• WORK REQUEST
Which of the lines below hold the word "grabación"? Pull each of them out.

• DATA SECTION
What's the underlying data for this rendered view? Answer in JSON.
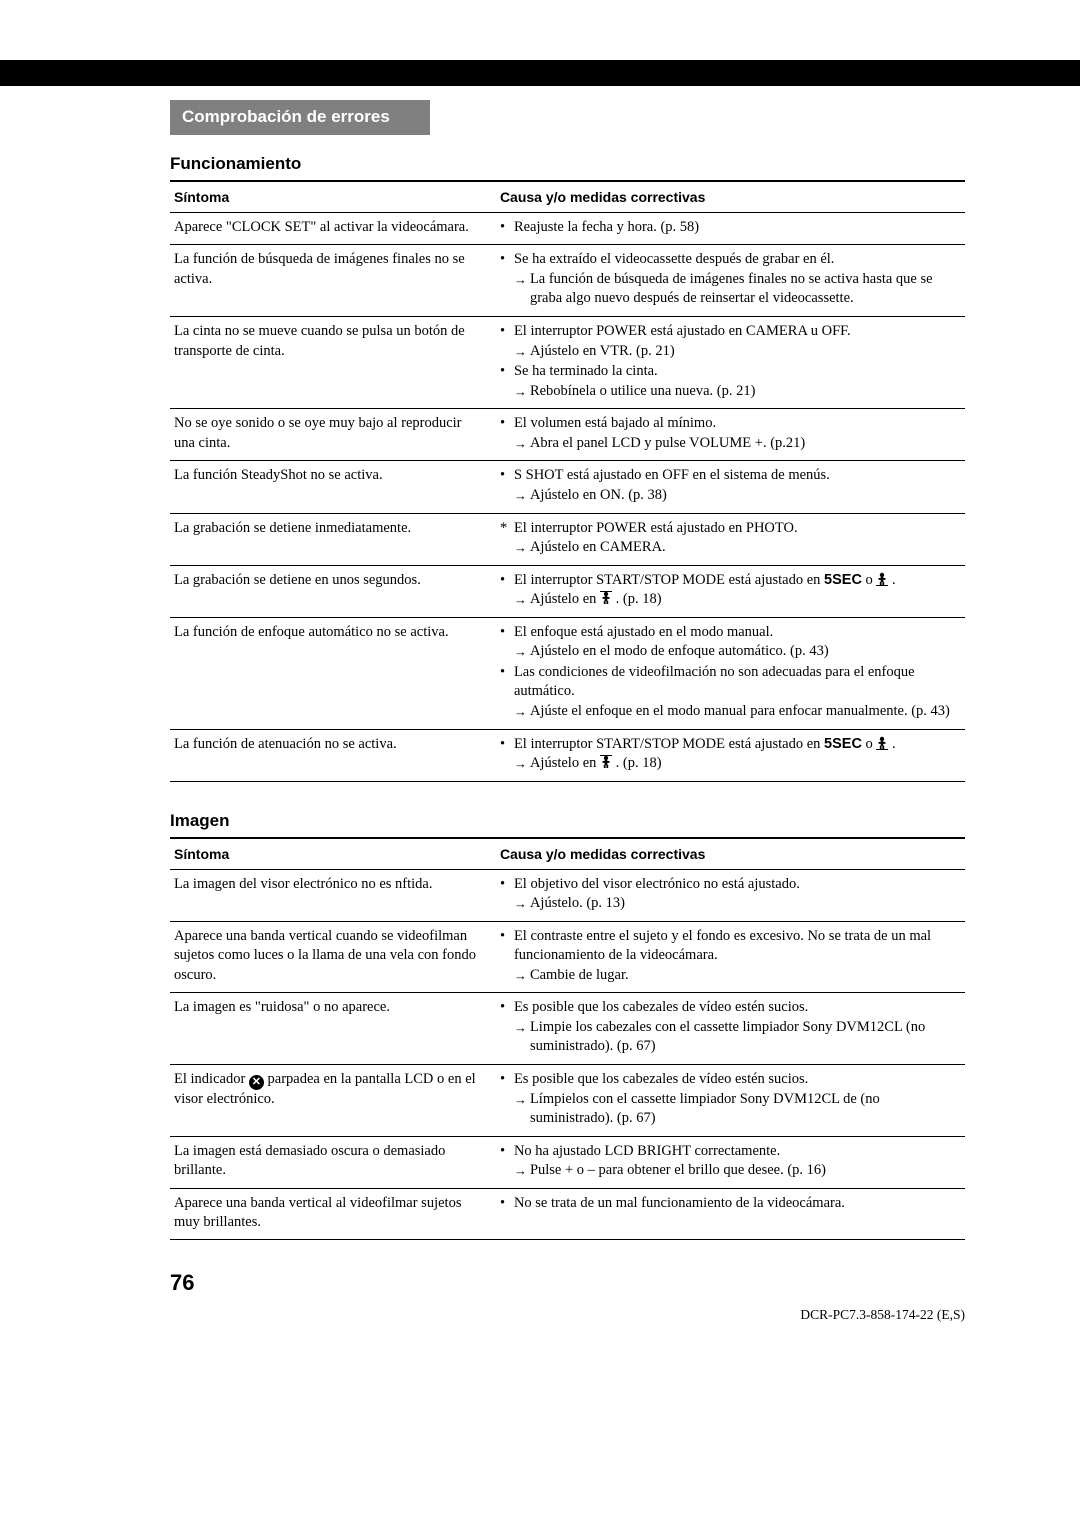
{
  "header": {
    "title": "Comprobación de errores"
  },
  "section1": {
    "title": "Funcionamiento",
    "col1": "Síntoma",
    "col2": "Causa y/o medidas correctivas",
    "rows": [
      {
        "symptom": "Aparece \"CLOCK SET\" al activar la videocámara.",
        "causes": [
          {
            "type": "bullet",
            "text": "Reajuste la fecha y hora. (p. 58)"
          }
        ]
      },
      {
        "symptom": "La función de búsqueda de imágenes finales no se activa.",
        "causes": [
          {
            "type": "bullet",
            "text": "Se ha extraído el videocassette después de grabar en él.",
            "arrows": [
              "La función de búsqueda de imágenes finales no se activa hasta que se graba algo nuevo después de reinsertar el videocassette."
            ]
          }
        ]
      },
      {
        "symptom": "La cinta no se mueve cuando se pulsa un botón de transporte de cinta.",
        "causes": [
          {
            "type": "bullet",
            "text": "El interruptor POWER está ajustado en CAMERA u OFF.",
            "arrows": [
              "Ajústelo en VTR. (p. 21)"
            ]
          },
          {
            "type": "bullet",
            "text": "Se ha terminado la cinta.",
            "arrows": [
              "Rebobínela o utilice una nueva. (p. 21)"
            ]
          }
        ]
      },
      {
        "symptom": "No se oye sonido o se oye muy bajo al reproducir una cinta.",
        "causes": [
          {
            "type": "bullet",
            "text": "El volumen está bajado al mínimo.",
            "arrows": [
              "Abra el panel LCD y pulse VOLUME +. (p.21)"
            ]
          }
        ]
      },
      {
        "symptom": "La función SteadyShot no se activa.",
        "causes": [
          {
            "type": "bullet",
            "text": "S SHOT está ajustado en OFF en el sistema de menús.",
            "arrows": [
              "Ajústelo en ON. (p. 38)"
            ]
          }
        ]
      },
      {
        "symptom": "La grabación se detiene inmediatamente.",
        "causes": [
          {
            "type": "ast",
            "text": "El interruptor POWER está ajustado en PHOTO.",
            "arrows": [
              "Ajústelo en CAMERA."
            ]
          }
        ]
      },
      {
        "symptom": "La grabación se detiene en unos segundos.",
        "causes": [
          {
            "type": "bullet",
            "html": "El interruptor START/STOP MODE está ajustado en <span class=\"bold-sans\">5SEC</span> o <span class=\"icon-person\"><svg width=\"12\" height=\"14\" viewBox=\"0 0 12 14\"><circle cx=\"6\" cy=\"3\" r=\"2.2\" fill=\"#000\"/><rect x=\"4.7\" y=\"5\" width=\"2.6\" height=\"5\" fill=\"#000\"/><rect x=\"2.5\" y=\"6\" width=\"7\" height=\"1.8\" fill=\"#000\"/><rect x=\"3.8\" y=\"9.8\" width=\"1.8\" height=\"3.2\" fill=\"#000\"/><rect x=\"6.4\" y=\"9.8\" width=\"1.8\" height=\"3.2\" fill=\"#000\"/><rect x=\"0\" y=\"13\" width=\"12\" height=\"1\" fill=\"#000\"/></svg></span> .",
            "arrows_html": [
              "Ajústelo en <span class=\"icon-person\"><svg width=\"12\" height=\"14\" viewBox=\"0 0 12 14\"><circle cx=\"6\" cy=\"3\" r=\"2.2\" fill=\"#000\"/><rect x=\"4.7\" y=\"5\" width=\"2.6\" height=\"5\" fill=\"#000\"/><rect x=\"2.5\" y=\"6\" width=\"7\" height=\"1.8\" fill=\"#000\"/><rect x=\"3.8\" y=\"9.8\" width=\"1.8\" height=\"3.2\" fill=\"#000\"/><rect x=\"6.4\" y=\"9.8\" width=\"1.8\" height=\"3.2\" fill=\"#000\"/><rect x=\"0\" y=\"0\" width=\"12\" height=\"1\" fill=\"#000\"/></svg></span> . (p. 18)"
            ]
          }
        ]
      },
      {
        "symptom": "La función de enfoque automático no se activa.",
        "causes": [
          {
            "type": "bullet",
            "text": "El enfoque está ajustado en el modo manual.",
            "arrows": [
              "Ajústelo en el modo de enfoque automático. (p. 43)"
            ]
          },
          {
            "type": "bullet",
            "text": "Las condiciones de videofilmación no son adecuadas para el enfoque autmático.",
            "arrows": [
              "Ajúste el enfoque en el modo manual para enfocar manualmente. (p. 43)"
            ]
          }
        ]
      },
      {
        "symptom": "La función de atenuación no se activa.",
        "causes": [
          {
            "type": "bullet",
            "html": "El interruptor START/STOP MODE está ajustado en <span class=\"bold-sans\">5SEC</span> o <span class=\"icon-person\"><svg width=\"12\" height=\"14\" viewBox=\"0 0 12 14\"><circle cx=\"6\" cy=\"3\" r=\"2.2\" fill=\"#000\"/><rect x=\"4.7\" y=\"5\" width=\"2.6\" height=\"5\" fill=\"#000\"/><rect x=\"2.5\" y=\"6\" width=\"7\" height=\"1.8\" fill=\"#000\"/><rect x=\"3.8\" y=\"9.8\" width=\"1.8\" height=\"3.2\" fill=\"#000\"/><rect x=\"6.4\" y=\"9.8\" width=\"1.8\" height=\"3.2\" fill=\"#000\"/><rect x=\"0\" y=\"13\" width=\"12\" height=\"1\" fill=\"#000\"/></svg></span> .",
            "arrows_html": [
              "Ajústelo en <span class=\"icon-person\"><svg width=\"12\" height=\"14\" viewBox=\"0 0 12 14\"><circle cx=\"6\" cy=\"3\" r=\"2.2\" fill=\"#000\"/><rect x=\"4.7\" y=\"5\" width=\"2.6\" height=\"5\" fill=\"#000\"/><rect x=\"2.5\" y=\"6\" width=\"7\" height=\"1.8\" fill=\"#000\"/><rect x=\"3.8\" y=\"9.8\" width=\"1.8\" height=\"3.2\" fill=\"#000\"/><rect x=\"6.4\" y=\"9.8\" width=\"1.8\" height=\"3.2\" fill=\"#000\"/><rect x=\"0\" y=\"0\" width=\"12\" height=\"1\" fill=\"#000\"/></svg></span> . (p. 18)"
            ]
          }
        ]
      }
    ]
  },
  "section2": {
    "title": "Imagen",
    "col1": "Síntoma",
    "col2": "Causa y/o medidas correctivas",
    "rows": [
      {
        "symptom": "La imagen del visor electrónico no es nftida.",
        "causes": [
          {
            "type": "bullet",
            "text": "El objetivo del visor electrónico no está ajustado.",
            "arrows": [
              "Ajústelo. (p. 13)"
            ]
          }
        ]
      },
      {
        "symptom": "Aparece una banda vertical cuando se videofilman sujetos como luces o la llama de una vela con fondo oscuro.",
        "causes": [
          {
            "type": "bullet",
            "text": "El contraste entre el sujeto y el fondo es excesivo. No se trata de un mal funcionamiento de la videocámara.",
            "arrows": [
              "Cambie de lugar."
            ]
          }
        ]
      },
      {
        "symptom": "La imagen es \"ruidosa\" o no aparece.",
        "causes": [
          {
            "type": "bullet",
            "text": "Es posible que los cabezales de vídeo estén sucios.",
            "arrows": [
              "Limpie los cabezales con el cassette limpiador Sony DVM12CL (no suministrado). (p. 67)"
            ]
          }
        ]
      },
      {
        "symptom_html": "El indicador <span class=\"icon-x\">✕</span> parpadea en la pantalla LCD o en el visor electrónico.",
        "causes": [
          {
            "type": "bullet",
            "text": "Es posible que los cabezales de vídeo estén sucios.",
            "arrows": [
              "Límpielos con el cassette limpiador Sony DVM12CL de (no suministrado). (p. 67)"
            ]
          }
        ]
      },
      {
        "symptom": "La imagen está demasiado oscura o demasiado brillante.",
        "causes": [
          {
            "type": "bullet",
            "text": "No ha ajustado LCD BRIGHT correctamente.",
            "arrows": [
              "Pulse + o – para obtener el brillo que desee. (p. 16)"
            ]
          }
        ]
      },
      {
        "symptom": "Aparece una banda vertical al videofilmar sujetos muy brillantes.",
        "causes": [
          {
            "type": "bullet",
            "text": "No se trata de un mal funcionamiento de la videocámara."
          }
        ]
      }
    ]
  },
  "page": {
    "number": "76",
    "code": "DCR-PC7.3-858-174-22 (E,S)"
  }
}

• OUTPUT FOR THIS EXERCISE
        "symptom": "La grabación se detiene inmediatamente.",
        "symptom": "La grabación se detiene en unos segundos.",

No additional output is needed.